### Aim:
Extract, from the listing that follows, each line containing the word "arrow".

** Start of Material **

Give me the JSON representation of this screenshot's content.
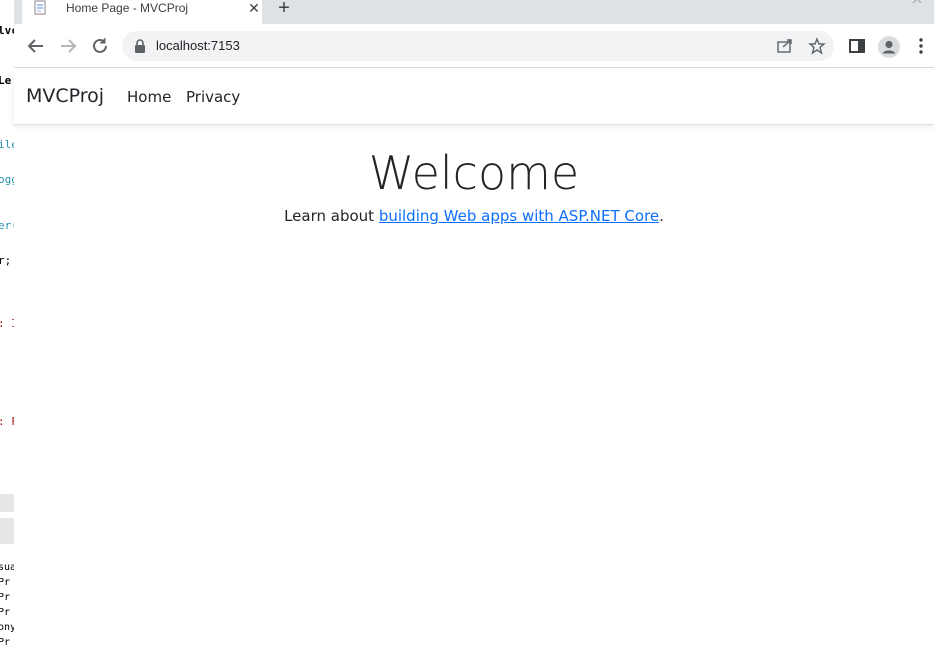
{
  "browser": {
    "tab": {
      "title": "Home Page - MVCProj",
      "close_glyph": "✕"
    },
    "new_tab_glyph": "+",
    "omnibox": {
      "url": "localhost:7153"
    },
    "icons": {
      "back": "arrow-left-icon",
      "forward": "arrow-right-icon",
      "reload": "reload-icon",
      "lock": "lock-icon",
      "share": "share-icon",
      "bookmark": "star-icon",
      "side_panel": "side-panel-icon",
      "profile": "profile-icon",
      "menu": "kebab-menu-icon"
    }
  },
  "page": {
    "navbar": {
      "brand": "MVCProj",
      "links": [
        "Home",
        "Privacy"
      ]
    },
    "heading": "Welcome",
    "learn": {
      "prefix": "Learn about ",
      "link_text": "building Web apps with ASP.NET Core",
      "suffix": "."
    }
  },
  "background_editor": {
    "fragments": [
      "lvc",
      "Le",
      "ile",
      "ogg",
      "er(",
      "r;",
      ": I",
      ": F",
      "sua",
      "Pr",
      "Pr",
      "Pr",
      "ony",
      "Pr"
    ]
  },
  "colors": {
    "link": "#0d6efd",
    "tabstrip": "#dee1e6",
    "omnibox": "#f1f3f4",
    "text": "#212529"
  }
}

** End of Material **

### Exercise solution:
      "back": "arrow-left-icon",
      "forward": "arrow-right-icon",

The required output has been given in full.